═════ PROVIDED MATERIAL

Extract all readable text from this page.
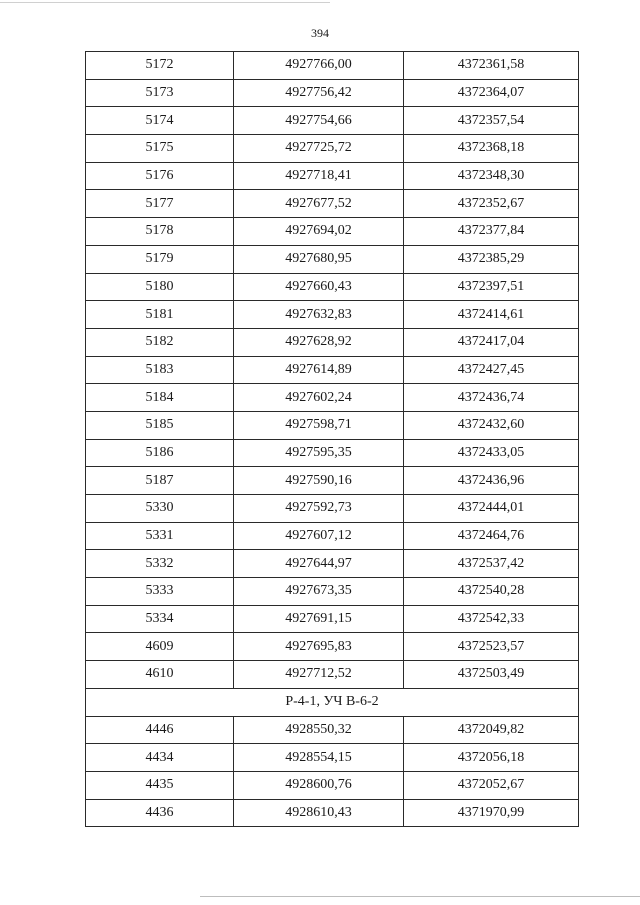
394
5172	4927766,00	4372361,58
5173	4927756,42	4372364,07
5174	4927754,66	4372357,54
5175	4927725,72	4372368,18
5176	4927718,41	4372348,30
5177	4927677,52	4372352,67
5178	4927694,02	4372377,84
5179	4927680,95	4372385,29
5180	4927660,43	4372397,51
5181	4927632,83	4372414,61
5182	4927628,92	4372417,04
5183	4927614,89	4372427,45
5184	4927602,24	4372436,74
5185	4927598,71	4372432,60
5186	4927595,35	4372433,05
5187	4927590,16	4372436,96
5330	4927592,73	4372444,01
5331	4927607,12	4372464,76
5332	4927644,97	4372537,42
5333	4927673,35	4372540,28
5334	4927691,15	4372542,33
4609	4927695,83	4372523,57
4610	4927712,52	4372503,49
Р-4-1, УЧ В-6-2		
4446	4928550,32	4372049,82
4434	4928554,15	4372056,18
4435	4928600,76	4372052,67
4436	4928610,43	4371970,99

══════════

(WRITTEN EXERCISE):
Without the pictures, output the full listing exactly as it stands.

(OUTPUT FOR THIS EXERCISE):
Extract all readable text from this page.
394
5172	4927766,00	4372361,58
5173	4927756,42	4372364,07
5174	4927754,66	4372357,54
5175	4927725,72	4372368,18
5176	4927718,41	4372348,30
5177	4927677,52	4372352,67
5178	4927694,02	4372377,84
5179	4927680,95	4372385,29
5180	4927660,43	4372397,51
5181	4927632,83	4372414,61
5182	4927628,92	4372417,04
5183	4927614,89	4372427,45
5184	4927602,24	4372436,74
5185	4927598,71	4372432,60
5186	4927595,35	4372433,05
5187	4927590,16	4372436,96
5330	4927592,73	4372444,01
5331	4927607,12	4372464,76
5332	4927644,97	4372537,42
5333	4927673,35	4372540,28
5334	4927691,15	4372542,33
4609	4927695,83	4372523,57
4610	4927712,52	4372503,49
Р-4-1, УЧ В-6-2		
4446	4928550,32	4372049,82
4434	4928554,15	4372056,18
4435	4928600,76	4372052,67
4436	4928610,43	4371970,99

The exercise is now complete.